*** DOCUMENT EXTRACT Section Begins ***

Stanley DeSantis (July 6, 1953 – August 9, 2005) was an American actor and businessman.

DeSantis was raised in the Chicago area, and graduated from Thornton Township High School in 1971. He appeared in several motion pictures, including Candyman (1992), Ed Wood (1994), Boogie Nights (1997), Rush Hour (1998), I Am Sam (2001), and The Aviator  (2004). He also made many television appearances. 

When not acting, DeSantis owned and managed a clothing-and-memorabilia business, Passing 4 Sane, and a novelty soap company, Bubbletown, both of which were primarily involved in licensed characters.

According to his death notice in The Advocate, DeSantis was openly gay. He died of cardiac arrest in August 2005, and his death was noted in a dedication for the season two finale of Entourage, in which he guest starred in three episodes.

Selected filmography

 The Paper Chase (1978–1979, TV series) as Gagarian, a law student
 Fame (1982, TV series) as The Director
 Black Moon Rising (1986) as The Mover
 Just Say Julie (1988-1992) as The Devil and Various 
 Moonlighting (1989, TV series) as Desk Clerk
 ALF (1990, TV series) as Minister
 Vital Signs (1990) as Loan Officer
 Taking Care of Business (1990) as Airport Car Rental Man
 thirtysomething (1991, TV series) as Ad Person
 Caged Fear (1991) as Mr. O Daniels
 Candyman (1992) as Dr. Burke
 Doppelganger (1993) as Richard Wolf
 Tales of the City (1993, TV mini-series) as Norman Neal Williams
 My So-Called Life (1994, 3 episodes: "Pilot", "Guns and Gossip," "The Substitute") as Mr. Demitri / Social Studies Teacher
 Ed Wood (1994) as Mr. Feldman 
 The Birdcage (1996) as TV Man in Van
 The Truth About Cats & Dogs (1996) as Mario
 The Fan (1996) as Stoney
 Early Edition (1996, TV series) as Howard Phillips
 Fools Rush In (1997) as Judd Marshall
 NYPD Blue (1997, TV series) as Dr. Herbert Wentzel
 Clockwatchers (1997) as Art
 Boogie Nights (1997) as Buck's Manager
 After the Game (1997) as Frank Bertini
 Bulworth (1998) as Manny Liebowitz
 Rush Hour (1998) as FBI Gate Guard #1
 Heartwood (1998) as Gerry Talbot
 Tracey Takes On... (1998–1999, TV series) as Bobby / Albert Pittman
 Stark Raving Mad (1999, TV series) as Jonathan Dalton
 Lansky (1999, TV movie) as Arnold Rothstein
 Head Over Heels (2001) as Alfredo
 See Jane Run (2001)

*** DOCUMENT EXTRACT Section Ends ***

- [REQUIRED WORK]:
- 1) Write out the passage of the Stanley DeSantis text that begins at the words containing "DeSantis was raised" and stops after "in licensed characters.".
- 2) According to the Stanley DeSantis text, which high school did he graduate from?
- 3) Extend the Stanley DeSantis biography past its final line.
The records below were taken from a separate source.

*** EXTRACTED DATA Section Begins ***

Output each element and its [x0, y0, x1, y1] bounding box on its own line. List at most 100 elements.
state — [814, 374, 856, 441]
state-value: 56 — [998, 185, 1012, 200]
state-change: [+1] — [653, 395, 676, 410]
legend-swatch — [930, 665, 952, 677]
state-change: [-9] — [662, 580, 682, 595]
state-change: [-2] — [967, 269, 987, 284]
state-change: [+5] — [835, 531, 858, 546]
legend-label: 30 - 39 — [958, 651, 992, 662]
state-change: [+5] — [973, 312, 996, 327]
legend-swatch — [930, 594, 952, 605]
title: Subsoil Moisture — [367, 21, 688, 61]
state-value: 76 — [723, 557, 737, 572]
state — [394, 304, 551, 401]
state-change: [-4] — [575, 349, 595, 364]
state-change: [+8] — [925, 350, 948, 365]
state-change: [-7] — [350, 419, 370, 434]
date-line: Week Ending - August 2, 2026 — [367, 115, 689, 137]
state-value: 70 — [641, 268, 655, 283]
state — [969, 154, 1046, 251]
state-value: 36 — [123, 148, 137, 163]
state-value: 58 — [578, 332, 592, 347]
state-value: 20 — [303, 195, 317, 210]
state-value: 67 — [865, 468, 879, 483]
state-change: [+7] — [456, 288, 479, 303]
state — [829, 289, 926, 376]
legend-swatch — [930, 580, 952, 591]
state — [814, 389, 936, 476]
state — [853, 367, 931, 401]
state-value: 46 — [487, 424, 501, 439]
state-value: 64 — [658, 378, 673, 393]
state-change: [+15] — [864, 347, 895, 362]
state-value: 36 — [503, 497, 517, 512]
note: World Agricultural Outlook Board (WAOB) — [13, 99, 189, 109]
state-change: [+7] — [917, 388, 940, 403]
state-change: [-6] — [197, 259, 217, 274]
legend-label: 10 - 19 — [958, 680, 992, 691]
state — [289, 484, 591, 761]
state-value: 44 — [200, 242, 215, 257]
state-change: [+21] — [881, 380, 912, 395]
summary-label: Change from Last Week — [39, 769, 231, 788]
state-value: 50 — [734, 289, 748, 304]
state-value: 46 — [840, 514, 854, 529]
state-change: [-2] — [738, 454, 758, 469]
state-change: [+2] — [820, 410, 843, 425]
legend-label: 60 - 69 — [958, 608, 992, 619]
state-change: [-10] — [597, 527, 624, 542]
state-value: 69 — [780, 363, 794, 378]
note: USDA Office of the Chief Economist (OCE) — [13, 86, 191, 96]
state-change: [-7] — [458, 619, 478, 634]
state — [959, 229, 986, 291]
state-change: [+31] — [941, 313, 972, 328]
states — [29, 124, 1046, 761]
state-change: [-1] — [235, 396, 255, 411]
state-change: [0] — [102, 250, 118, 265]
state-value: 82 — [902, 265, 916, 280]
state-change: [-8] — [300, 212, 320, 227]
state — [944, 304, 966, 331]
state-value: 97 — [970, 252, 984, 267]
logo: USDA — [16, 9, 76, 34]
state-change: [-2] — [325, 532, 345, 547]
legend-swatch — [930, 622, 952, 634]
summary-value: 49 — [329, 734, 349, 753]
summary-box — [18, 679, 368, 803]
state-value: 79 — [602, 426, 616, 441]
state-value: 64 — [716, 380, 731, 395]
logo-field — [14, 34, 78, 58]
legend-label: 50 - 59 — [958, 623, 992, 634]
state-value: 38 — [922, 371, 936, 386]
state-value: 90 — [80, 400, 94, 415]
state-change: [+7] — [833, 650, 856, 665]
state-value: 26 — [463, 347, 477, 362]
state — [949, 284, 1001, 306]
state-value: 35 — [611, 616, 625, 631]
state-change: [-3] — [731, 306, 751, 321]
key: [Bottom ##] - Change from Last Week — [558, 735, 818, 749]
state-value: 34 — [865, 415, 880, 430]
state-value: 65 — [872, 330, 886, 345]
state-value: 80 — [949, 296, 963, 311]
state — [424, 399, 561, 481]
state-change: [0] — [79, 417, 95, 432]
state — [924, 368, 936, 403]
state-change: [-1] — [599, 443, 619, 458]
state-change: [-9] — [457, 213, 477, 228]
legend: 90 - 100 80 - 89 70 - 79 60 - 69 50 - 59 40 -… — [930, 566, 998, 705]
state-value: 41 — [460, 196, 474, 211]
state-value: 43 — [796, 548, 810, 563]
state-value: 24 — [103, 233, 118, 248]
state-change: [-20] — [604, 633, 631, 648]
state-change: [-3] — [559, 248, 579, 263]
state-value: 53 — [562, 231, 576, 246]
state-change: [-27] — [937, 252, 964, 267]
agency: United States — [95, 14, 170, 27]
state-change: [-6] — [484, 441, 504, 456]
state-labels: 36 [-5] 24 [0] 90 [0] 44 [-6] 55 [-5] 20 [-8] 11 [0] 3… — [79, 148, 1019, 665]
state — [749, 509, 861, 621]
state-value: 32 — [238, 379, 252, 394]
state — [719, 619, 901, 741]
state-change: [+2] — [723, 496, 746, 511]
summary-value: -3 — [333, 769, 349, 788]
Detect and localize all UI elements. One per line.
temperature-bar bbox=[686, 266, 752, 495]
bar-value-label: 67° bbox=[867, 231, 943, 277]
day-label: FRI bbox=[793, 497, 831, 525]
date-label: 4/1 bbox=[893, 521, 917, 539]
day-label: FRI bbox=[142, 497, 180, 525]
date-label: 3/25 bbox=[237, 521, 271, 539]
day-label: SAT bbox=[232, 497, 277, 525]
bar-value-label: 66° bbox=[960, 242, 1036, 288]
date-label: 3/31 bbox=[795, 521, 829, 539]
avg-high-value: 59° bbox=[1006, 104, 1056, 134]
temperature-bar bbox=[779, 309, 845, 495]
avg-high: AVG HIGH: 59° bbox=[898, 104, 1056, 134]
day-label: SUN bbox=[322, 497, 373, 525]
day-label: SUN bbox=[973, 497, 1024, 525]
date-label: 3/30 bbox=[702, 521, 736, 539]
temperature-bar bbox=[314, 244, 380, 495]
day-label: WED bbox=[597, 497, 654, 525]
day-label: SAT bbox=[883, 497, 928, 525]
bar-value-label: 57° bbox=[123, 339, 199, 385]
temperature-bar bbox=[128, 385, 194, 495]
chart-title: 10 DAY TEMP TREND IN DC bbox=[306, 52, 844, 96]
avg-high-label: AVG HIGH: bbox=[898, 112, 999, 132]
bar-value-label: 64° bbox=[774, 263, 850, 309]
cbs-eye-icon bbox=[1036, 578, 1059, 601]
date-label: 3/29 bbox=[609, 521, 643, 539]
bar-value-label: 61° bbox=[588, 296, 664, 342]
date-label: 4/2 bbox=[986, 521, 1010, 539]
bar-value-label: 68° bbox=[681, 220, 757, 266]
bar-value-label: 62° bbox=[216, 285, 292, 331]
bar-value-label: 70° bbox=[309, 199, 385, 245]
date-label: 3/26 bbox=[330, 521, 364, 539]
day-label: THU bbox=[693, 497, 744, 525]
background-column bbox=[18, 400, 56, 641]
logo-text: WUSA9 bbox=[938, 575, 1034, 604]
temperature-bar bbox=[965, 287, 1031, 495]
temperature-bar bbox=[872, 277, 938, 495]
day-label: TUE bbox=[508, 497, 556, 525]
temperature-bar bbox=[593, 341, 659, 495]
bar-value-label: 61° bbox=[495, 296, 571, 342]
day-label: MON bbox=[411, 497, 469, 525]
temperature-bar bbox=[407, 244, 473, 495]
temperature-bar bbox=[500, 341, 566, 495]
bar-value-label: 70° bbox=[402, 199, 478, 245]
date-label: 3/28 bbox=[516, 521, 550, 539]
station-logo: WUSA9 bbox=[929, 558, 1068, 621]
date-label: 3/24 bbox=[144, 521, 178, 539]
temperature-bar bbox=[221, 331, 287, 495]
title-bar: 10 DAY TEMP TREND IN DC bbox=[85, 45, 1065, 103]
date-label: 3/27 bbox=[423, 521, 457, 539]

*** EXTRACTED DATA Section Ends ***

- [TASK RESULTS]:
- 1)
DeSantis was raised in the Chicago area, and graduated from Thornton Township High School in 1971. He appeared in several motion pictures, including Candyman (1992), Ed Wood (1994), Boogie Nights (1997), Rush Hour (1998), I Am Sam (2001), and The Aviator  (2004). He also made many television appearances. 

When not acting, DeSantis owned and managed a clothing-and-memorabilia business, Passing 4 Sane, and a novelty soap company, Bubbletown, both of which were primarily involved in licensed characters.

- 2) Thornton Township High School

- 3)
 The Man Who Wasn't There (2001) as New Man's Customer 
 Human Nature (2001) as Doctor 
 I Am Sam (2001) as Robert
 Die, Mommie, Die! (2003) as Tuchman
 Curb Your Enthusiasm (2004, TV series) as Stanley
 The Aviator (2004) as Louis B. Mayer
 Entourage (2004–2005, TV series) as Scott Wick
 Six Feet Under (2005, TV series) as Peter Burns
 Something New (2006) as Jack Pino (final film role)

References

External links
 

1953 births
2005 deaths
Male actors from New York (state)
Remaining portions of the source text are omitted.